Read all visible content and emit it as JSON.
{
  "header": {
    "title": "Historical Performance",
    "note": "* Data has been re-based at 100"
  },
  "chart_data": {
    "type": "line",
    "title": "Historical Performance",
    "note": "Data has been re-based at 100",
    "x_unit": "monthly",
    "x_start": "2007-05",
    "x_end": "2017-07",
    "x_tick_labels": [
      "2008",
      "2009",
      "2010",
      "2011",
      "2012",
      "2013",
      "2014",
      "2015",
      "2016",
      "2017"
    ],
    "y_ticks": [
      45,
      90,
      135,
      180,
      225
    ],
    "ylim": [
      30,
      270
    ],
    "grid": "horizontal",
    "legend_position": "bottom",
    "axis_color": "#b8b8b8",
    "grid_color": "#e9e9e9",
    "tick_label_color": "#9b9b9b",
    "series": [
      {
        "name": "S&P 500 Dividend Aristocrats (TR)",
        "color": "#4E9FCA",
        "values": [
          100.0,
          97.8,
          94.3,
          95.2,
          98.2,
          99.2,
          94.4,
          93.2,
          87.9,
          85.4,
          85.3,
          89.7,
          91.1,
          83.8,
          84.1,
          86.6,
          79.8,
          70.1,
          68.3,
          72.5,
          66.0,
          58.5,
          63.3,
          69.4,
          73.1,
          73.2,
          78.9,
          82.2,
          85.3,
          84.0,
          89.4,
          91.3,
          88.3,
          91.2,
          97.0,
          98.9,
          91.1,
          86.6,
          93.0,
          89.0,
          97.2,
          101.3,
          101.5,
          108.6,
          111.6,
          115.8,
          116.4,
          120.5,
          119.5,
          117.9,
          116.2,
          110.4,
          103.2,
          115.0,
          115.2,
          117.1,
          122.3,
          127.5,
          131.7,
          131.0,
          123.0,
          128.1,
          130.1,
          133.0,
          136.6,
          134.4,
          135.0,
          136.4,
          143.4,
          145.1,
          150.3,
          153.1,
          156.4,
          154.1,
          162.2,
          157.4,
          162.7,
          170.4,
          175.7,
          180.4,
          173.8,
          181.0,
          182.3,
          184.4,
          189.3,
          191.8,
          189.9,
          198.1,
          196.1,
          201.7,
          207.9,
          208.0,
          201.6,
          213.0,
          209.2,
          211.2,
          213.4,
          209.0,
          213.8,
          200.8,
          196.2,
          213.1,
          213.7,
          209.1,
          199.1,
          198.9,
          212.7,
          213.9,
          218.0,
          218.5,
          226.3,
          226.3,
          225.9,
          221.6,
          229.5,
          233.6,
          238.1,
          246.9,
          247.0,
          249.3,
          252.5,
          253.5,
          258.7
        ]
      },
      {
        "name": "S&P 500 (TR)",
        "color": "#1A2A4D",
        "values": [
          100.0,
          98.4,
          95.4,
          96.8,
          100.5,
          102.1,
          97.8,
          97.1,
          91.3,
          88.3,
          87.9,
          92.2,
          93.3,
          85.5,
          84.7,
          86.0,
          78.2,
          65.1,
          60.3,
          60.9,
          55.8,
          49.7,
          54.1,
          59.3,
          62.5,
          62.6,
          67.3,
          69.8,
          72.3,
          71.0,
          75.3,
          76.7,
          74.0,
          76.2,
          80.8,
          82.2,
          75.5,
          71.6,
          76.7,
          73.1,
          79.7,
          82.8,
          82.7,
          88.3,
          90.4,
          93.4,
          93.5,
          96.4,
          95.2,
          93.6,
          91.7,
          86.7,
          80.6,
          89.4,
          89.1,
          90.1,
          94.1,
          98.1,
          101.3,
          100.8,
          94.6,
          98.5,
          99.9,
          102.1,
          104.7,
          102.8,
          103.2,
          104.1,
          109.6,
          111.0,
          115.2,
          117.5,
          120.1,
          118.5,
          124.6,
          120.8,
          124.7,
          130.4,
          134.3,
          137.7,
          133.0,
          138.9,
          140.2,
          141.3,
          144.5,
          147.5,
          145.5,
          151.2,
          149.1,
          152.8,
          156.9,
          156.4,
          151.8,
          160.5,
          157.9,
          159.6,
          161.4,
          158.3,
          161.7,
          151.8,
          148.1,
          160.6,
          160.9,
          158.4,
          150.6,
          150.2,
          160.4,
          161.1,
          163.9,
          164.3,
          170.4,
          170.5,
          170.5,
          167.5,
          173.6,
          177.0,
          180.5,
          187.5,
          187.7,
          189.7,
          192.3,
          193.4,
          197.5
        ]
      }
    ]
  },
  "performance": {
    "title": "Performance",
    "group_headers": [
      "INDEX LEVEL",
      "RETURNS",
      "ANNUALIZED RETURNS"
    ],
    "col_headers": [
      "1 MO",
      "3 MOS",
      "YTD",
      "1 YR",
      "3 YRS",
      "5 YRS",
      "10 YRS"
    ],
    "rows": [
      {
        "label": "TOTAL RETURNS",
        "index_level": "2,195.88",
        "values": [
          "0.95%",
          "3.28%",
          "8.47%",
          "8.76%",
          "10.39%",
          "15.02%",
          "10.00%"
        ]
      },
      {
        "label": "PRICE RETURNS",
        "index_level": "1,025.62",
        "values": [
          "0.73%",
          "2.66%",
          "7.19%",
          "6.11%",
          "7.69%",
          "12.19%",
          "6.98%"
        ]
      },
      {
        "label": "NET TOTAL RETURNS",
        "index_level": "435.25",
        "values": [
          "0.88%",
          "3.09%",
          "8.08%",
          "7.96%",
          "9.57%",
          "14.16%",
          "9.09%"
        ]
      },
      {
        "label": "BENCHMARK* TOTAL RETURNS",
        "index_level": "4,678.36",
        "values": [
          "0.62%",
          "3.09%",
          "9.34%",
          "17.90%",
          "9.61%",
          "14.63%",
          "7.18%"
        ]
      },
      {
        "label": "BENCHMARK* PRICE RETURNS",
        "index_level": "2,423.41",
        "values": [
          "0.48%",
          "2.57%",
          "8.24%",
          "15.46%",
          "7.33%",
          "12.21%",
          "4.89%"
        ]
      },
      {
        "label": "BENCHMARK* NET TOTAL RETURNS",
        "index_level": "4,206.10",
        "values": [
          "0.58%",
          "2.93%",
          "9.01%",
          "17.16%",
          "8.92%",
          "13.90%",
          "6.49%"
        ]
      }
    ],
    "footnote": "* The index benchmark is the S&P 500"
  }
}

------------------------------------------------------------------------

▶ Task directions:
Word for word, write out all of the data above.

▶ Result:
Read all visible content and emit it as JSON.
{
  "header": {
    "title": "Historical Performance",
    "note": "* Data has been re-based at 100"
  },
  "chart_data": {
    "type": "line",
    "title": "Historical Performance",
    "note": "Data has been re-based at 100",
    "x_unit": "monthly",
    "x_start": "2007-05",
    "x_end": "2017-07",
    "x_tick_labels": [
      "2008",
      "2009",
      "2010",
      "2011",
      "2012",
      "2013",
      "2014",
      "2015",
      "2016",
      "2017"
    ],
    "y_ticks": [
      45,
      90,
      135,
      180,
      225
    ],
    "ylim": [
      30,
      270
    ],
    "grid": "horizontal",
    "legend_position": "bottom",
    "axis_color": "#b8b8b8",
    "grid_color": "#e9e9e9",
    "tick_label_color": "#9b9b9b",
    "series": [
      {
        "name": "S&P 500 Dividend Aristocrats (TR)",
        "color": "#4E9FCA",
        "values": [
          100.0,
          97.8,
          94.3,
          95.2,
          98.2,
          99.2,
          94.4,
          93.2,
          87.9,
          85.4,
          85.3,
          89.7,
          91.1,
          83.8,
          84.1,
          86.6,
          79.8,
          70.1,
          68.3,
          72.5,
          66.0,
          58.5,
          63.3,
          69.4,
          73.1,
          73.2,
          78.9,
          82.2,
          85.3,
          84.0,
          89.4,
          91.3,
          88.3,
          91.2,
          97.0,
          98.9,
          91.1,
          86.6,
          93.0,
          89.0,
          97.2,
          101.3,
          101.5,
          108.6,
          111.6,
          115.8,
          116.4,
          120.5,
          119.5,
          117.9,
          116.2,
          110.4,
          103.2,
          115.0,
          115.2,
          117.1,
          122.3,
          127.5,
          131.7,
          131.0,
          123.0,
          128.1,
          130.1,
          133.0,
          136.6,
          134.4,
          135.0,
          136.4,
          143.4,
          145.1,
          150.3,
          153.1,
          156.4,
          154.1,
          162.2,
          157.4,
          162.7,
          170.4,
          175.7,
          180.4,
          173.8,
          181.0,
          182.3,
          184.4,
          189.3,
          191.8,
          189.9,
          198.1,
          196.1,
          201.7,
          207.9,
          208.0,
          201.6,
          213.0,
          209.2,
          211.2,
          213.4,
          209.0,
          213.8,
          200.8,
          196.2,
          213.1,
          213.7,
          209.1,
          199.1,
          198.9,
          212.7,
          213.9,
          218.0,
          218.5,
          226.3,
          226.3,
          225.9,
          221.6,
          229.5,
          233.6,
          238.1,
          246.9,
          247.0,
          249.3,
          252.5,
          253.5,
          258.7
        ]
      },
      {
        "name": "S&P 500 (TR)",
        "color": "#1A2A4D",
        "values": [
          100.0,
          98.4,
          95.4,
          96.8,
          100.5,
          102.1,
          97.8,
          97.1,
          91.3,
          88.3,
          87.9,
          92.2,
          93.3,
          85.5,
          84.7,
          86.0,
          78.2,
          65.1,
          60.3,
          60.9,
          55.8,
          49.7,
          54.1,
          59.3,
          62.5,
          62.6,
          67.3,
          69.8,
          72.3,
          71.0,
          75.3,
          76.7,
          74.0,
          76.2,
          80.8,
          82.2,
          75.5,
          71.6,
          76.7,
          73.1,
          79.7,
          82.8,
          82.7,
          88.3,
          90.4,
          93.4,
          93.5,
          96.4,
          95.2,
          93.6,
          91.7,
          86.7,
          80.6,
          89.4,
          89.1,
          90.1,
          94.1,
          98.1,
          101.3,
          100.8,
          94.6,
          98.5,
          99.9,
          102.1,
          104.7,
          102.8,
          103.2,
          104.1,
          109.6,
          111.0,
          115.2,
          117.5,
          120.1,
          118.5,
          124.6,
          120.8,
          124.7,
          130.4,
          134.3,
          137.7,
          133.0,
          138.9,
          140.2,
          141.3,
          144.5,
          147.5,
          145.5,
          151.2,
          149.1,
          152.8,
          156.9,
          156.4,
          151.8,
          160.5,
          157.9,
          159.6,
          161.4,
          158.3,
          161.7,
          151.8,
          148.1,
          160.6,
          160.9,
          158.4,
          150.6,
          150.2,
          160.4,
          161.1,
          163.9,
          164.3,
          170.4,
          170.5,
          170.5,
          167.5,
          173.6,
          177.0,
          180.5,
          187.5,
          187.7,
          189.7,
          192.3,
          193.4,
          197.5
        ]
      }
    ]
  },
  "performance": {
    "title": "Performance",
    "group_headers": [
      "INDEX LEVEL",
      "RETURNS",
      "ANNUALIZED RETURNS"
    ],
    "col_headers": [
      "1 MO",
      "3 MOS",
      "YTD",
      "1 YR",
      "3 YRS",
      "5 YRS",
      "10 YRS"
    ],
    "rows": [
      {
        "label": "TOTAL RETURNS",
        "index_level": "2,195.88",
        "values": [
          "0.95%",
          "3.28%",
          "8.47%",
          "8.76%",
          "10.39%",
          "15.02%",
          "10.00%"
        ]
      },
      {
        "label": "PRICE RETURNS",
        "index_level": "1,025.62",
        "values": [
          "0.73%",
          "2.66%",
          "7.19%",
          "6.11%",
          "7.69%",
          "12.19%",
          "6.98%"
        ]
      },
      {
        "label": "NET TOTAL RETURNS",
        "index_level": "435.25",
        "values": [
          "0.88%",
          "3.09%",
          "8.08%",
          "7.96%",
          "9.57%",
          "14.16%",
          "9.09%"
        ]
      },
      {
        "label": "BENCHMARK* TOTAL RETURNS",
        "index_level": "4,678.36",
        "values": [
          "0.62%",
          "3.09%",
          "9.34%",
          "17.90%",
          "9.61%",
          "14.63%",
          "7.18%"
        ]
      },
      {
        "label": "BENCHMARK* PRICE RETURNS",
        "index_level": "2,423.41",
        "values": [
          "0.48%",
          "2.57%",
          "8.24%",
          "15.46%",
          "7.33%",
          "12.21%",
          "4.89%"
        ]
      },
      {
        "label": "BENCHMARK* NET TOTAL RETURNS",
        "index_level": "4,206.10",
        "values": [
          "0.58%",
          "2.93%",
          "9.01%",
          "17.16%",
          "8.92%",
          "13.90%",
          "6.49%"
        ]
      }
    ],
    "footnote": "* The index benchmark is the S&P 500"
  }
}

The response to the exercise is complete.